Without altering anything, repeat each of the records.

* * * * * * *

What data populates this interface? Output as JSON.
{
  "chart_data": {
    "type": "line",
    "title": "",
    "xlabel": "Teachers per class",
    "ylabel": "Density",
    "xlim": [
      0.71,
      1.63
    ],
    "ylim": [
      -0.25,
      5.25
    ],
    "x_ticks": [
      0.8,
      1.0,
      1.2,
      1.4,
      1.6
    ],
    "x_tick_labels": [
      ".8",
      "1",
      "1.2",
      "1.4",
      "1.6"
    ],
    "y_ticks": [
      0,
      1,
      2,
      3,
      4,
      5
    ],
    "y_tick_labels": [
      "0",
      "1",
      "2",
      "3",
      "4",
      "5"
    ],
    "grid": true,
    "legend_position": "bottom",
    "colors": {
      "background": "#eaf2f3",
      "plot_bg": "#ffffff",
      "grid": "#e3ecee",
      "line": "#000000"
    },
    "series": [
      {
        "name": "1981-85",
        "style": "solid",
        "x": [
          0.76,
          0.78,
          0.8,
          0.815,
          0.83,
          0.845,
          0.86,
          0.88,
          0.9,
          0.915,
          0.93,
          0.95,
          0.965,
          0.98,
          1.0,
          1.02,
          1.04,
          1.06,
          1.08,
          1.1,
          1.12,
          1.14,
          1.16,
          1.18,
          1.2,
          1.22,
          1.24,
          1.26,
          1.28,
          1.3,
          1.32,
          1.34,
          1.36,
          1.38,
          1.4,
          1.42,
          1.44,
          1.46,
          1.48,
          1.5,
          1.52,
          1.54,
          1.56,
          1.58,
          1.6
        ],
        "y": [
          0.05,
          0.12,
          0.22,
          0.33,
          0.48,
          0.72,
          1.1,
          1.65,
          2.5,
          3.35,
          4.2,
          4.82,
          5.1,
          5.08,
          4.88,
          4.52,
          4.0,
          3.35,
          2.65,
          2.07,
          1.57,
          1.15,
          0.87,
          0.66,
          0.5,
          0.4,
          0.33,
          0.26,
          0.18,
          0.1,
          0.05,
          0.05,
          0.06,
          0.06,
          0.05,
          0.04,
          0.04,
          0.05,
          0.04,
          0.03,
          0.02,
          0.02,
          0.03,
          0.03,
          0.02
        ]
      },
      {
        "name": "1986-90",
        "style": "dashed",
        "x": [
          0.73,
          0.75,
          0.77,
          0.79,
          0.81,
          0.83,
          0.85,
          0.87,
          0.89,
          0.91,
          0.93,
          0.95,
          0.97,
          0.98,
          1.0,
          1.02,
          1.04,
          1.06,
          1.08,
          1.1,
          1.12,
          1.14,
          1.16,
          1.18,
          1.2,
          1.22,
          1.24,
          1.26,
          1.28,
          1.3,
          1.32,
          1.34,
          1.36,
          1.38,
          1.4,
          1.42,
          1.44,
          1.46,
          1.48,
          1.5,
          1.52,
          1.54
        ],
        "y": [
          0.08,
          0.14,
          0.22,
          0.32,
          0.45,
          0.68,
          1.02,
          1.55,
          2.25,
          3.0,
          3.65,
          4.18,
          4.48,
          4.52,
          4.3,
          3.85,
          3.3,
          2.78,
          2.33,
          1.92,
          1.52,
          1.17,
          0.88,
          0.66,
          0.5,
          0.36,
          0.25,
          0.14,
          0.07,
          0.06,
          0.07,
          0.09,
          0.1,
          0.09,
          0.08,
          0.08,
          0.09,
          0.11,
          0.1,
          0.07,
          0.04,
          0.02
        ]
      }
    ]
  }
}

* * * * * * *

- Solution to this task
What data populates this interface? Output as JSON.
{
  "chart_data": {
    "type": "line",
    "title": "",
    "xlabel": "Teachers per class",
    "ylabel": "Density",
    "xlim": [
      0.71,
      1.63
    ],
    "ylim": [
      -0.25,
      5.25
    ],
    "x_ticks": [
      0.8,
      1.0,
      1.2,
      1.4,
      1.6
    ],
    "x_tick_labels": [
      ".8",
      "1",
      "1.2",
      "1.4",
      "1.6"
    ],
    "y_ticks": [
      0,
      1,
      2,
      3,
      4,
      5
    ],
    "y_tick_labels": [
      "0",
      "1",
      "2",
      "3",
      "4",
      "5"
    ],
    "grid": true,
    "legend_position": "bottom",
    "colors": {
      "background": "#eaf2f3",
      "plot_bg": "#ffffff",
      "grid": "#e3ecee",
      "line": "#000000"
    },
    "series": [
      {
        "name": "1981-85",
        "style": "solid",
        "x": [
          0.76,
          0.78,
          0.8,
          0.815,
          0.83,
          0.845,
          0.86,
          0.88,
          0.9,
          0.915,
          0.93,
          0.95,
          0.965,
          0.98,
          1.0,
          1.02,
          1.04,
          1.06,
          1.08,
          1.1,
          1.12,
          1.14,
          1.16,
          1.18,
          1.2,
          1.22,
          1.24,
          1.26,
          1.28,
          1.3,
          1.32,
          1.34,
          1.36,
          1.38,
          1.4,
          1.42,
          1.44,
          1.46,
          1.48,
          1.5,
          1.52,
          1.54,
          1.56,
          1.58,
          1.6
        ],
        "y": [
          0.05,
          0.12,
          0.22,
          0.33,
          0.48,
          0.72,
          1.1,
          1.65,
          2.5,
          3.35,
          4.2,
          4.82,
          5.1,
          5.08,
          4.88,
          4.52,
          4.0,
          3.35,
          2.65,
          2.07,
          1.57,
          1.15,
          0.87,
          0.66,
          0.5,
          0.4,
          0.33,
          0.26,
          0.18,
          0.1,
          0.05,
          0.05,
          0.06,
          0.06,
          0.05,
          0.04,
          0.04,
          0.05,
          0.04,
          0.03,
          0.02,
          0.02,
          0.03,
          0.03,
          0.02
        ]
      },
      {
        "name": "1986-90",
        "style": "dashed",
        "x": [
          0.73,
          0.75,
          0.77,
          0.79,
          0.81,
          0.83,
          0.85,
          0.87,
          0.89,
          0.91,
          0.93,
          0.95,
          0.97,
          0.98,
          1.0,
          1.02,
          1.04,
          1.06,
          1.08,
          1.1,
          1.12,
          1.14,
          1.16,
          1.18,
          1.2,
          1.22,
          1.24,
          1.26,
          1.28,
          1.3,
          1.32,
          1.34,
          1.36,
          1.38,
          1.4,
          1.42,
          1.44,
          1.46,
          1.48,
          1.5,
          1.52,
          1.54
        ],
        "y": [
          0.08,
          0.14,
          0.22,
          0.32,
          0.45,
          0.68,
          1.02,
          1.55,
          2.25,
          3.0,
          3.65,
          4.18,
          4.48,
          4.52,
          4.3,
          3.85,
          3.3,
          2.78,
          2.33,
          1.92,
          1.52,
          1.17,
          0.88,
          0.66,
          0.5,
          0.36,
          0.25,
          0.14,
          0.07,
          0.06,
          0.07,
          0.09,
          0.1,
          0.09,
          0.08,
          0.08,
          0.09,
          0.11,
          0.1,
          0.07,
          0.04,
          0.02
        ]
      }
    ]
  }
}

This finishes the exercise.